• [Text for analysis]
-*-
However, there are inaccuracies in this article. My son (funnily enough, called Daniel, like the boy in the article) suffered with selective mutism from the moment he started preschool and all the way through school. He really began to overcome it only after he had finished his A levels.

Over those 15 years, despite some very supportive adults, he was only ever able to speak to a handful of them. His selective mutism was due to high levels of anxiety around other people; nothing to do with any traumatic experience, just anxiety, which many people experience but with a variety of manifestations.

He certainly did not “choose” to remain silent, but he was just as frustrated as any teacher would be that he couldn’t share his ideas. Imagine sitting in a GCSE physics lesson where all the people in your group are discussing how to do something and you can see it’s not going to work and you aren’t able to share your own ideas, which you know will work.

Daniel usually knew exactly what he wanted to say on each occasion but the words just wouldn’t come out; it was if they were stuck in his throat. When he was 16 he went on an 11-night school trip to Third Reich sites for his GCSE history course. During the whole time, he never spoke a word to anyone. He joined in conversations with nodding, smiling, etc, because everyone had learned how to include him in conversations, and had a fantastic time, but he never physically spoke. Would a child manage to keep that up out of choice?

There needs to be a lot more awareness for school staff (and health professionals) around selective mutism. If picked up early, a child has a much better chance of overcoming it. It can take a lot of patience and time but the results, and the avoidance of problems in later life, are well worth it.

Also, selective mutism is not just about speech; it can inhibit many forms of communication. The article says that the Daniel it refers to “often wasn’t willing” to write his thoughts down. That’s because thoughts are personal and a child with selective mutism will often find it hard to express anything personal. They would much rather write or speak (if they are able to) about facts and figures -- things where answers are black and white, and there’s no opinion involved. This is where the Daniel in the article was able to excel with his webchat about space.

My Daniel was able to speak to his maths teacher at secondary school as they would often look at a maths problem after everyone else had left the class and discuss it side by side at the whiteboard, so the attention was on the maths problem and not Daniel. My Daniel struggled with any essay-type answers and yet now he is able to interview people and write magazine and website articles.  

If you have a child in your school who you suspect is more than just “shy”, have a look at selectivemutism.org.uk for some great resources from the Selective Mutism Information and Research Association (SMiRA), as well as recommended reading. And if anyone would like advice from a fellow teacher, trained in dealing with selective mutism, but who has also experienced it as a mum, please do get in touch. I am more than happy to share my experiences.

Catherine Bates
Lymington, Hampshire


Don’t oversimplify attachment disorder

I read with increasing frustration and dismay the article “Fixating on attachment will improve behaviour”, (23 October 2020, free to subscribers), particularly as Tes is frequently read by trainee teachers.

Attachment disorder is a complex and lifelong condition, often arising as a result of early years lack of consistent, emotional support and love from a principal care giver; it is often the result of early years neglect or abuse. Neuroscience can now show that this lack of loving attachment results in an area of the brain being altered, as it is constantly subjected to stress hormones. A child may appear physically normal but behavioural problems in school may soon be apparent. In my view, such difficulties need investigation and perhaps referral to at least the Sendco and probably appropriate psychiatric and social workers.
-*-
• [Stored data]
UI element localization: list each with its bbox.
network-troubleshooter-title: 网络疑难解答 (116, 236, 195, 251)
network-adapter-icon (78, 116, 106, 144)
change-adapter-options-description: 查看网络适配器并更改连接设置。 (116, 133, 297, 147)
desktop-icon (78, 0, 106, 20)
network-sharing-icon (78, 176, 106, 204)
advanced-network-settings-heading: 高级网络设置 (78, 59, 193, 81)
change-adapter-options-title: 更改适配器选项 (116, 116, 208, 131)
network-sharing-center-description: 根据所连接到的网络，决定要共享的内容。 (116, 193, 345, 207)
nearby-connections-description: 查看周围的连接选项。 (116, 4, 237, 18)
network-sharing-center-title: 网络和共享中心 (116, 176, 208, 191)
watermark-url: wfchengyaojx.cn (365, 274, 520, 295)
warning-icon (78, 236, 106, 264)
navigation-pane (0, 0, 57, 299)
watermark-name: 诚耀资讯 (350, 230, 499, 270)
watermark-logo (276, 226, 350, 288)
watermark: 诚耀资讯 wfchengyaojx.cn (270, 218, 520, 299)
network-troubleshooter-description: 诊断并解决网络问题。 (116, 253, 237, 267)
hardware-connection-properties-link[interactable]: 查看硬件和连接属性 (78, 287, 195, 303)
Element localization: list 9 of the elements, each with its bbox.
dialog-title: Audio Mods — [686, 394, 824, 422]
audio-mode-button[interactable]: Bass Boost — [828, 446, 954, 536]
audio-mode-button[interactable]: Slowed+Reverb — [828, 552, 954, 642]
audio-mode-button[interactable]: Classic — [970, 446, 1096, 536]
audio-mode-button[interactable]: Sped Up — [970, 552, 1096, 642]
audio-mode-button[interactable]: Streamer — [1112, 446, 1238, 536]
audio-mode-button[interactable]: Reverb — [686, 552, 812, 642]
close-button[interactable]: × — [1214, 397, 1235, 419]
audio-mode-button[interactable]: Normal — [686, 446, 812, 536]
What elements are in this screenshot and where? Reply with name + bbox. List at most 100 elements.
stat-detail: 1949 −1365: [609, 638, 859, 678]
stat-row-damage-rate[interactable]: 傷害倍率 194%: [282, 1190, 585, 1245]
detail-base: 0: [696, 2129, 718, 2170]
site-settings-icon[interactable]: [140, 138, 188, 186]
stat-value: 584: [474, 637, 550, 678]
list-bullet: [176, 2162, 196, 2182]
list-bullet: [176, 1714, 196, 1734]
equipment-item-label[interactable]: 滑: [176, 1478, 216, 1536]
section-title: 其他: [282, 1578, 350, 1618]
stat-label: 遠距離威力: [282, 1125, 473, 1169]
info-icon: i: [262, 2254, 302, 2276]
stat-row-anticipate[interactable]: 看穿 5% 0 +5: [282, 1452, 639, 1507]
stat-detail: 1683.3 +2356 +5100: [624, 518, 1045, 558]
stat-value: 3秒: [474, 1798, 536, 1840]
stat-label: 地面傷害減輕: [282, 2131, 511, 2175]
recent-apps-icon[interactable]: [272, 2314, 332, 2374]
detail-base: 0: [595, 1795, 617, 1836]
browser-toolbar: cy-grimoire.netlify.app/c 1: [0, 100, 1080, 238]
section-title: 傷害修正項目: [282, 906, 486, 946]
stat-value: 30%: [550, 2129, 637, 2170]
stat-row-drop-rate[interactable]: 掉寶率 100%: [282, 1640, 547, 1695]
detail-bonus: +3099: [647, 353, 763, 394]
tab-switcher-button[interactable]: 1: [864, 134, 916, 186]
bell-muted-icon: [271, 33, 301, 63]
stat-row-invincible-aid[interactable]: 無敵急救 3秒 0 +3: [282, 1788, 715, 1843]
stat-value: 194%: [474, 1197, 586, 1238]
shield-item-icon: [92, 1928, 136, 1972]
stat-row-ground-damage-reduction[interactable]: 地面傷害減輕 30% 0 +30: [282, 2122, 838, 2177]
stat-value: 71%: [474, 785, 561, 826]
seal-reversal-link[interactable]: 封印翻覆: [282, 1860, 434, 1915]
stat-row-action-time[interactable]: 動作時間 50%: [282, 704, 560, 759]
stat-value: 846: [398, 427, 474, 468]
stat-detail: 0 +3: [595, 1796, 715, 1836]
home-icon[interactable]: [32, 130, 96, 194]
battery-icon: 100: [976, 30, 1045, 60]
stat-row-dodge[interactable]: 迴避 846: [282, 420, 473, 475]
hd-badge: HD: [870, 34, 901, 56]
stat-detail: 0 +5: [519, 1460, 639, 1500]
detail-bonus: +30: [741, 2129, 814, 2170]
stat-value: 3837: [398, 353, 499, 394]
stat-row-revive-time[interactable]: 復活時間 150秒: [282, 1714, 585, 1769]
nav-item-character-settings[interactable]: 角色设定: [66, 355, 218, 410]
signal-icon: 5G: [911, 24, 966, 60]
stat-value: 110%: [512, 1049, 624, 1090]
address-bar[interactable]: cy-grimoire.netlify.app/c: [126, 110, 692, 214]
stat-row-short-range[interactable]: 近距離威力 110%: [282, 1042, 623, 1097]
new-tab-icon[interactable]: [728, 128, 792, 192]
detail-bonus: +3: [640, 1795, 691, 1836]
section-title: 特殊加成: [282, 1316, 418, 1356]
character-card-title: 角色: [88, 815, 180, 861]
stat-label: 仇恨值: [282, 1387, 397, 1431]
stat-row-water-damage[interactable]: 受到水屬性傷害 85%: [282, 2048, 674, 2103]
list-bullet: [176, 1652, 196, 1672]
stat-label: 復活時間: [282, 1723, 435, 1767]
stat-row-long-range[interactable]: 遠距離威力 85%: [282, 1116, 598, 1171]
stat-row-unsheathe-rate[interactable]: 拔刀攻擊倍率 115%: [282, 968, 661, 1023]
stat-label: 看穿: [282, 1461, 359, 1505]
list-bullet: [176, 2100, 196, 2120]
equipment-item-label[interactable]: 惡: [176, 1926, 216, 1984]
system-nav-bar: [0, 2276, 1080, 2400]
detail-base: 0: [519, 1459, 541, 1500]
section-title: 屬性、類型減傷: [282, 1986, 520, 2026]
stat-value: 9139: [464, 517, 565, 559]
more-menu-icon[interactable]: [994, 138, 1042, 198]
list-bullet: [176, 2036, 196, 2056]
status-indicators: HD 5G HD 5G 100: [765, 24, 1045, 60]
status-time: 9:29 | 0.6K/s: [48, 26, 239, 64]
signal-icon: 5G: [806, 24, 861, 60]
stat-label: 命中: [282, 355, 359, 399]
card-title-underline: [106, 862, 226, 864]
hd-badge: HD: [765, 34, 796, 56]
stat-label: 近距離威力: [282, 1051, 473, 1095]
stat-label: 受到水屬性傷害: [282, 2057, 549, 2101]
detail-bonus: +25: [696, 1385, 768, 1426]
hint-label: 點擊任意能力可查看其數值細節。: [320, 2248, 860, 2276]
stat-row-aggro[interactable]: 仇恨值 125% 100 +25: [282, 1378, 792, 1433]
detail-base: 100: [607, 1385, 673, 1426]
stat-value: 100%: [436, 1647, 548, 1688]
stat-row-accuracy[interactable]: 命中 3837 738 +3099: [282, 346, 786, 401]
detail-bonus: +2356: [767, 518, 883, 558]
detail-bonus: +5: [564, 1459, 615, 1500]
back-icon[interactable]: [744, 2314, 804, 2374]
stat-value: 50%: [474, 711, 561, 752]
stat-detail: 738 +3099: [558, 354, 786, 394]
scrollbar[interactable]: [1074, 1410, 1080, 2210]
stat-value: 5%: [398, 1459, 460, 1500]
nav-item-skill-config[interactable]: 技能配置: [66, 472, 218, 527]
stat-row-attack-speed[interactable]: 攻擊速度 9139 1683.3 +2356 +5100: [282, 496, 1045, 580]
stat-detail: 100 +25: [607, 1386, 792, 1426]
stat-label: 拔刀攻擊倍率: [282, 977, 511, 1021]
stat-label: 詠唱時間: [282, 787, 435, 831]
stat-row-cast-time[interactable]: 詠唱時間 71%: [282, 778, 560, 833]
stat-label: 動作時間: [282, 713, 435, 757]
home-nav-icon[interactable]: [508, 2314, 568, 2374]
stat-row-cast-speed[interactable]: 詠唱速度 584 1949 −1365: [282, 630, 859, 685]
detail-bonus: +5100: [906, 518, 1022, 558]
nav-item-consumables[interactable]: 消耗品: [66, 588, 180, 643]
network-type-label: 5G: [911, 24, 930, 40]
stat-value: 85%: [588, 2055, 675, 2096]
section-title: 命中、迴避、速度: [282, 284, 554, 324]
-*-
• [Your objective] Return the passage of the text on selective mutism and attachment disorder from "He certainly did" to "know will work.", copied word for word.

• [Answer section]
He certainly did not “choose” to remain silent, but he was just as frustrated as any teacher would be that he couldn’t share his ideas. Imagine sitting in a GCSE physics lesson where all the people in your group are discussing how to do something and you can see it’s not going to work and you aren’t able to share your own ideas, which you know will work.